## SHORT EXERCISE
Find the string "vidya" in the records. Copy every line it appears in.

## SOURCE MATERIAL
---*---
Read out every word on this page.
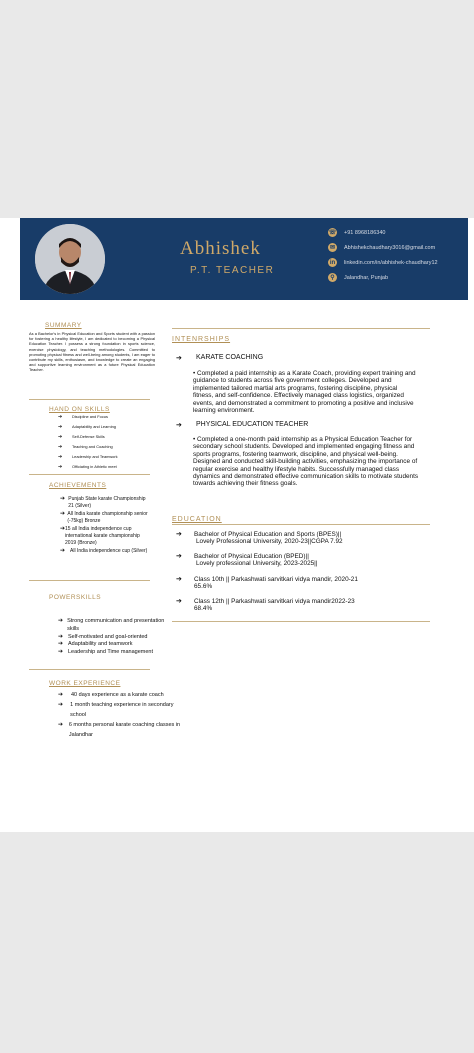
Abhishek
P.T. TEACHER
☏ +91 8968186340
✉	Abhishekchaudhary3016@gmail.com
in	linkedin.com/in/abhishek-chaudhary12
⚲	Jalandhar, Punjab
SUMMARY
As a Bachelor's in Physical Education and Sports student with a passion for fostering a healthy lifestyle, I am dedicated to becoming a Physical Education Teacher. I possess a strong foundation in sports science, exercise physiology, and teaching methodologies. Committed to promoting physical fitness and well-being among students, I am eager to contribute my skills, enthusiasm, and knowledge to create an engaging and supportive learning environment as a future Physical Education Teacher.
HAND ON SKILLS
➔	Discipline and Focus
➔	Adaptability and Learning
➔	Self-Defense Skills
➔	Teaching and Coaching
➔	Leadership and Teamwork
➔	Officiating in Athletic meet
ACHIEVEMENTS
➔ Punjab State karate Championship 21 (Silver)
➔ All India karate championship senior (-75kg) Bronze
➔ 15 all India independence cup international karate championship 2019 (Bronze)
➔ All India independence cup (Silver)
POWERSKILLS
➔ Strong communication and presentation skills
➔ Self-motivated and goal-oriented
➔ Adaptability and teamwork
➔ Leadership and Time management
WORK EXPERIENCE
➔	40 days experience as a karate coach
➔	1 month teaching experience in secondary school
➔	6 months personal karate coaching classes in Jalandhar
INTENRSHIPS
➔	KARATE COACHING
• Completed a paid internship as a Karate Coach, providing expert training and guidance to students across five government colleges. Developed and implemented tailored martial arts programs, fostering discipline, physical fitness, and self-confidence. Effectively managed class logistics, organized events, and demonstrated a commitment to promoting a positive and inclusive learning environment.
➔	PHYSICAL EDUCATION TEACHER
• Completed a one-month paid internship as a Physical Education Teacher for secondary school students. Developed and implemented engaging fitness and sports programs, fostering teamwork, discipline, and physical well-being. Designed and conducted skill-building activities, emphasizing the importance of regular exercise and healthy lifestyle habits. Successfully managed class dynamics and demonstrated effective communication skills to motivate students towards achieving their fitness goals.
EDUCATION
➔	Bachelor of Physical Education and Sports (BPES)||
Lovely Professional University, 2020-23||CGPA 7.92
➔	Bachelor of Physical Education (BPED)||
Lovely professional University, 2023-2025||
➔	Class 10th || Parkashwati sarvitkari vidya mandir, 2020-21
65.6%
➔	Class 12th || Parkashwati sarvitkari vidya mandir2022-23
68.4%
---*---
## WRITTEN RESPONSE
➔	Class 10th || Parkashwati sarvitkari vidya mandir, 2020-21
➔	Class 12th || Parkashwati sarvitkari vidya mandir2022-23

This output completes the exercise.